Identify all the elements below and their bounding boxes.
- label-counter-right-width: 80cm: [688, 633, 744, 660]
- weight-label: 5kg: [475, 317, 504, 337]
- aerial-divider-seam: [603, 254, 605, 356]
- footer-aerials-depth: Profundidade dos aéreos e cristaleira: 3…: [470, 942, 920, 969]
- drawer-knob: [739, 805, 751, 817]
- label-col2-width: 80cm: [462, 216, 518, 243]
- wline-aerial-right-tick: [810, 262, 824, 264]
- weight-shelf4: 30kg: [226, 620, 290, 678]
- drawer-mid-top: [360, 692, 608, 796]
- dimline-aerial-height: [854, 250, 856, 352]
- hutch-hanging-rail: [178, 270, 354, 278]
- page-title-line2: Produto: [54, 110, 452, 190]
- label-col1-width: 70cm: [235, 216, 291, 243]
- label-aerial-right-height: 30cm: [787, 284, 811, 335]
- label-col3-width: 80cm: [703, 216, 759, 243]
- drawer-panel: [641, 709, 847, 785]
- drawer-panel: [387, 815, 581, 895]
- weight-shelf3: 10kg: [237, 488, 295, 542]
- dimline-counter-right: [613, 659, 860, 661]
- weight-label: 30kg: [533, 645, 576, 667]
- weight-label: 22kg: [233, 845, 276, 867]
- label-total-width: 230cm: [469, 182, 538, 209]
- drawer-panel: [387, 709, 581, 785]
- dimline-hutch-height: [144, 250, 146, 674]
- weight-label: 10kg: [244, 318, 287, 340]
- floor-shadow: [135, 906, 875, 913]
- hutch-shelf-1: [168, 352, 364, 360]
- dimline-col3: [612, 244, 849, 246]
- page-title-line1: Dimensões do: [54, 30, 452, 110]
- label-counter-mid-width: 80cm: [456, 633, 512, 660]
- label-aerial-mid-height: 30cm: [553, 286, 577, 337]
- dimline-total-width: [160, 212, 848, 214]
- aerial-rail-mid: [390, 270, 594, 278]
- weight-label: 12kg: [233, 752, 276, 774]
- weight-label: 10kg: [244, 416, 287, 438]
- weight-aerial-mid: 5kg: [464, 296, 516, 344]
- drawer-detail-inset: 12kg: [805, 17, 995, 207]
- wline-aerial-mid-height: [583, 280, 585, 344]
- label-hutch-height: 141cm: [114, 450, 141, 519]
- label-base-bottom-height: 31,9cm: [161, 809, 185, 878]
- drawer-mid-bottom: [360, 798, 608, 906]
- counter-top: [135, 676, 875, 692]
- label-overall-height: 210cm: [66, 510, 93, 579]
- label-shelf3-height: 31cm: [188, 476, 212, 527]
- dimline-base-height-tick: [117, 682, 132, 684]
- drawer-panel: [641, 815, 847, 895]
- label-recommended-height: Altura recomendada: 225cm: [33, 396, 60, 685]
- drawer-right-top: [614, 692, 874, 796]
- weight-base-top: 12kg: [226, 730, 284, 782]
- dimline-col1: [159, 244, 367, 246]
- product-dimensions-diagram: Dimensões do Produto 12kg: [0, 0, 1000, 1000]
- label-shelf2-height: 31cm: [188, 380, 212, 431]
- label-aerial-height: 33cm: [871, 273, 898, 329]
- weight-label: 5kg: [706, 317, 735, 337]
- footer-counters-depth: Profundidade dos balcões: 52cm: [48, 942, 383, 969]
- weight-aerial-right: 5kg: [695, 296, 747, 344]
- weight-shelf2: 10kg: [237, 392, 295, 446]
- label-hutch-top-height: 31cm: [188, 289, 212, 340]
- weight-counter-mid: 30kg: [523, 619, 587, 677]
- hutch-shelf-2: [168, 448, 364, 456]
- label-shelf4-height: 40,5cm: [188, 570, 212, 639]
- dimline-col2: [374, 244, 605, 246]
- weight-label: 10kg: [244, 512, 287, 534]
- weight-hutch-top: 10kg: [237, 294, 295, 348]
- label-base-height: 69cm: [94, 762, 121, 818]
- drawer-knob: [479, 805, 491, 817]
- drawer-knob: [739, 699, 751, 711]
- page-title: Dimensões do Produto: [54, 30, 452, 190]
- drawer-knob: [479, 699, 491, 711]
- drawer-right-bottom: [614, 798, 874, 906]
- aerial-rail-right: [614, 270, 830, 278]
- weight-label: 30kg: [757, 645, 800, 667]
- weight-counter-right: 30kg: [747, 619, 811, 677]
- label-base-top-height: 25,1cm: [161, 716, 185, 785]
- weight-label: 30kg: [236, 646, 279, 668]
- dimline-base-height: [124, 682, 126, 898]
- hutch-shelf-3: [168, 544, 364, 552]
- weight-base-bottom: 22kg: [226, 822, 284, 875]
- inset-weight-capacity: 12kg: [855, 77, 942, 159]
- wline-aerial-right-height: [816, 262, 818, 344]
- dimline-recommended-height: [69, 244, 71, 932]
################
Your instructions.
Give back every line of the material above, word for word, with nothing changed or left out.

Task solution.
Identify all the elements below and their bounding boxes.
- label-counter-right-width: 80cm: [688, 633, 744, 660]
- weight-label: 5kg: [475, 317, 504, 337]
- aerial-divider-seam: [603, 254, 605, 356]
- footer-aerials-depth: Profundidade dos aéreos e cristaleira: 3…: [470, 942, 920, 969]
- drawer-knob: [739, 805, 751, 817]
- label-col2-width: 80cm: [462, 216, 518, 243]
- wline-aerial-right-tick: [810, 262, 824, 264]
- weight-shelf4: 30kg: [226, 620, 290, 678]
- drawer-mid-top: [360, 692, 608, 796]
- dimline-aerial-height: [854, 250, 856, 352]
- hutch-hanging-rail: [178, 270, 354, 278]
- page-title-line2: Produto: [54, 110, 452, 190]
- label-col1-width: 70cm: [235, 216, 291, 243]
- label-aerial-right-height: 30cm: [787, 284, 811, 335]
- label-col3-width: 80cm: [703, 216, 759, 243]
- drawer-panel: [641, 709, 847, 785]
- drawer-panel: [387, 815, 581, 895]
- weight-shelf3: 10kg: [237, 488, 295, 542]
- dimline-counter-right: [613, 659, 860, 661]
- weight-label: 30kg: [533, 645, 576, 667]
- weight-label: 22kg: [233, 845, 276, 867]
- label-total-width: 230cm: [469, 182, 538, 209]
- drawer-panel: [387, 709, 581, 785]
- dimline-hutch-height: [144, 250, 146, 674]
- weight-label: 10kg: [244, 318, 287, 340]
- floor-shadow: [135, 906, 875, 913]
- hutch-shelf-1: [168, 352, 364, 360]
- dimline-col3: [612, 244, 849, 246]
- page-title-line1: Dimensões do: [54, 30, 452, 110]
- label-counter-mid-width: 80cm: [456, 633, 512, 660]
- label-aerial-mid-height: 30cm: [553, 286, 577, 337]
- dimline-total-width: [160, 212, 848, 214]
- aerial-rail-mid: [390, 270, 594, 278]
- weight-label: 12kg: [233, 752, 276, 774]
- weight-label: 10kg: [244, 416, 287, 438]
- weight-aerial-mid: 5kg: [464, 296, 516, 344]
- drawer-detail-inset: 12kg: [805, 17, 995, 207]
- wline-aerial-mid-height: [583, 280, 585, 344]
- label-hutch-height: 141cm: [114, 450, 141, 519]
- label-base-bottom-height: 31,9cm: [161, 809, 185, 878]
- drawer-mid-bottom: [360, 798, 608, 906]
- counter-top: [135, 676, 875, 692]
- label-overall-height: 210cm: [66, 510, 93, 579]
- label-shelf3-height: 31cm: [188, 476, 212, 527]
- dimline-base-height-tick: [117, 682, 132, 684]
- drawer-panel: [641, 815, 847, 895]
- label-recommended-height: Altura recomendada: 225cm: [33, 396, 60, 685]
- drawer-right-top: [614, 692, 874, 796]
- weight-base-top: 12kg: [226, 730, 284, 782]
- dimline-col1: [159, 244, 367, 246]
- product-dimensions-diagram: Dimensões do Produto 12kg: [0, 0, 1000, 1000]
- label-shelf2-height: 31cm: [188, 380, 212, 431]
- label-aerial-height: 33cm: [871, 273, 898, 329]
- weight-label: 5kg: [706, 317, 735, 337]
- footer-counters-depth: Profundidade dos balcões: 52cm: [48, 942, 383, 969]
- weight-aerial-right: 5kg: [695, 296, 747, 344]
- weight-shelf2: 10kg: [237, 392, 295, 446]
- label-hutch-top-height: 31cm: [188, 289, 212, 340]
- weight-counter-mid: 30kg: [523, 619, 587, 677]
- hutch-shelf-2: [168, 448, 364, 456]
- label-shelf4-height: 40,5cm: [188, 570, 212, 639]
- dimline-col2: [374, 244, 605, 246]
- weight-label: 10kg: [244, 512, 287, 534]
- weight-hutch-top: 10kg: [237, 294, 295, 348]
- label-base-height: 69cm: [94, 762, 121, 818]
- drawer-knob: [479, 805, 491, 817]
- drawer-knob: [739, 699, 751, 711]
- page-title: Dimensões do Produto: [54, 30, 452, 190]
- drawer-knob: [479, 699, 491, 711]
- drawer-right-bottom: [614, 798, 874, 906]
- aerial-rail-right: [614, 270, 830, 278]
- weight-label: 30kg: [757, 645, 800, 667]
- weight-counter-right: 30kg: [747, 619, 811, 677]
- label-base-top-height: 25,1cm: [161, 716, 185, 785]
- weight-label: 30kg: [236, 646, 279, 668]
- dimline-base-height: [124, 682, 126, 898]
- hutch-shelf-3: [168, 544, 364, 552]
- weight-base-bottom: 22kg: [226, 822, 284, 875]
- inset-weight-capacity: 12kg: [855, 77, 942, 159]
- wline-aerial-right-height: [816, 262, 818, 344]
- dimline-recommended-height: [69, 244, 71, 932]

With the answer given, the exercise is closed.